• Source
>>>

Prefer "locality" rather than "centrality." In other words, we keep things in as local of a scope or file as possible to where it is used.
new and delete should rarely if ever be seen. This is more true than ever with C++14 std::make_unique() and std::make_shared().
We allow some C-style arrays, especially on the stack, even C99 dynamic sized ones; there's no problem here, just be responsible.
alloca() will not be used.
C format strings are still acceptable. This is an IRC project, with heavy use of strings and complex formats and all the stringencies. We even have our own custom protocol safe format string library, and that should be used where possible.
streams and standard streams are generally avoided in this project. We could have have taken the direction to customize C++'s stream interface to make it performant, but otherwise the streams are generally slow and heavy. Instead we chose a more classical approach with format strings and buffers -- but without sacrificing type safety with our RTTI-based fmt library.
~~varargs are still legitimate.~~ There are just many cases when template varargs, now being available, are a better choice; they can also be inlined.
- Our template va_rtti is starting to emerge as a suitable replacement for any use of varags.
When using a switch over an enum type, put what would be the default case after/outside of the switch unless the situation specifically calls for one. We use -Wswitch so changes to the enum will provide a good warning to update any switch.
Prototypes should name their argument variables to make them easier to understand, except if such a name is redundant because the type carries enough information to make it obvious. In other words, if you have a prototype like foo(const std::string &message) you should name message because std::string is common and what the string is for is otherwise opaque. OTOH, if you have foo(const options &options, const std::string &message) one should skip the name for options & as it just adds redundant text to the prototype.
Consider any code inside a runtime assert() statement to entirely disappear in optimized builds. If some implementations of assert() may only elide the boolean check and thus preserve the inner statement and the effects of its execution: this is not standard; we do not rely on this. Do not use assert() to check return values of statements that need to be executed in optimized builds.

Comments

/* */ Multi-line comments are not normally used. We reserve this for debugging and temporary multi-line grey-outs. The goal for rarely using this is to not impede anybody attempting to refactor or grey-out a large swath of code.
// Primary developer comment; used even on multiple lines.
/// Documentation comment; the same style as the single line comment; the documentation is applied to code that follows the comment block.
///< Documentation comment; this documents code preceding the comment.

Documentation will be pedantic, windy and even patronizing

This is considered a huge anti-pattern in most other contexts where comments and documentation are minimal, read by experts, end up being misleading, tend to diverge from their associated code after maintenance, etc. This project is an exception. Consider two things:

This is a free and open source public internet project. The goal here is to make it easy for many-eyeballs to understand everything. Then, many-eyeballs can help fix comments which become misleading.
Most free and open source public internet projects are written in C because C++ is complicated with a steep learning curve. It is believed C++ reduces the amount of many-eyeballs. A huge number of contributions to these projects come from people with limited experience working on their "first project."

Therefor, writers of documentation will consider a reader which has encountered IRCd as their first project, specifically in C++. Patronizing explanations of common/standard C++ patterns and intricacies can be made.

Art & Tableaux

Tab style is tabs before spaces. Tabs set an indentation level and then spaces format things at that level. This is one of the hardest styles to get right and then enforce, but it looks the best for everyone. The point here is that the tab-width becomes a personal setting -- nobody has to argue whether it's worth 2 or 4 or 8 spaces... Remember, tabs are never used to align things that would fall out of alignment if the tab-width changed.

<<<

• Entries shown

>>>

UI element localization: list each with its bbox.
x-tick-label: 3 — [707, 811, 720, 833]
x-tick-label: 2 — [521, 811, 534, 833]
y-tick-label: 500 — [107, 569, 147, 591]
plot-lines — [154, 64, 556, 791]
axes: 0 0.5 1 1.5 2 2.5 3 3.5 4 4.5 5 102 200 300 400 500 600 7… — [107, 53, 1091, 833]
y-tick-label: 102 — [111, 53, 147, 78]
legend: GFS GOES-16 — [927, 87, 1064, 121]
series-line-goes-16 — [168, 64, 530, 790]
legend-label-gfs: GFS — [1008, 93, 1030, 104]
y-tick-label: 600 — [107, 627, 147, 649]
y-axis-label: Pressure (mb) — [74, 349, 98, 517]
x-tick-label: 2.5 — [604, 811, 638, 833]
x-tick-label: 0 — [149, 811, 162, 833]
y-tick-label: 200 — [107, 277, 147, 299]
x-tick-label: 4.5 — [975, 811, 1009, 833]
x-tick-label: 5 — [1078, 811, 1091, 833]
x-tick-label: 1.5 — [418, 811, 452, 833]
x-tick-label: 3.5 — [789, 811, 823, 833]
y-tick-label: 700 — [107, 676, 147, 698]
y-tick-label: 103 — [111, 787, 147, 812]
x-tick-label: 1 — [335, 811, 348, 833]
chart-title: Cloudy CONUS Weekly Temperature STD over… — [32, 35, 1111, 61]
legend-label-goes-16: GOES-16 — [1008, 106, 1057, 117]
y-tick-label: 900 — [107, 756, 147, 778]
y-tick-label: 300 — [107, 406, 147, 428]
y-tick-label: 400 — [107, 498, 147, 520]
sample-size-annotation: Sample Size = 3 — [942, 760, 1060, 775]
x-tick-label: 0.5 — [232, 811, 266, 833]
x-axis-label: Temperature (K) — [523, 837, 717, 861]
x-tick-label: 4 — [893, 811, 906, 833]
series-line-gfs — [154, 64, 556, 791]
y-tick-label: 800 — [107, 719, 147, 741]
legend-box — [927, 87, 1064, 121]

<<<

• Requirement 1
Which compiler warning flag does the C++ style guide say the project uses so that changes to an enum prompt updates to any switch over it?
• Requirement 2
Carry on the C++ style guide, starting right after its last sentence about tabs and alignment.

• Exercise response 1
-Wswitch

• Exercise response 2
Only one blank line at a time. While an entire section could be devoted to where to create whitespace, for now, just know to only use a single blank line to do so. There are ways to cheat. I am a huge fan of whitespace and I will share some of these ways. For example, a comment block may end in a line starting with // with no text after it. Combined with the allowed completely blank line after that you now have more whitespace.

Conventions

These are things you should know when mulling over the code as a whole. Importantly, knowing these things will help you avoid various gotchas and not waste your time debugging little surprises. You may or may not agree with some of these choices (specifically the lack of choices in many cases) but that's why they're explicitly discussed here.

Null termination

We don't rely on null terminated strings. We always carry around two points of data to indicate such vectoring. Ideally this is a pair of pointers indicating the begin/end like an STL iterator range. string_view et al and the buffer:: suite work this way.
Null terminated strings can still be used and we even still create them in many places on purpose just because we can.
Null terminated creations use the BSD strl* style and not the strn* style. Take note of this. When out of buffer space, such an strl* style will always add a null to the end of the buffer. Since we almost always have vectoring data and don't really need this null, a character of the string may be lost. This can happen when creating a buffer tight to the length of an expected string without a + 1. This is actually the foundation of a case to move back to strn* style but it's not prudent at this time.
Anything named print* like print(mutable_buffer, T) always composes null terminated output into the buffer. These functions usually return a size_t which count characters printed not including null. They may return a string_view/const_buffer of that size (never viewing the null).

Iteration protocols

When not using STL-iterators, you may encounter some closure/callback-based iterator functions. Usually that's a for_each(). If we want to break out of the loop, our conventions are as follows:

find protocol for find() functions. The closure returns true to break the loop at that element, false to continue. The find() function itself then returns a pointer or reference to that element. If the end of the iteration is reached then a find() usually returns nullptr or throws an exception, etc.
test protocol for test() functions (this has nothing to do with unit- tests or development testing). This is the same logic as the find protocol except the test() function itself returns true if the closure broke the loop by returning true, or false if the end of the iteration was reached.
until protocol for until() functions. The closure "remains true 'till the end." When the end is reached, true is returned. The closure returns false to break the loop, and then false is returned from until() as well.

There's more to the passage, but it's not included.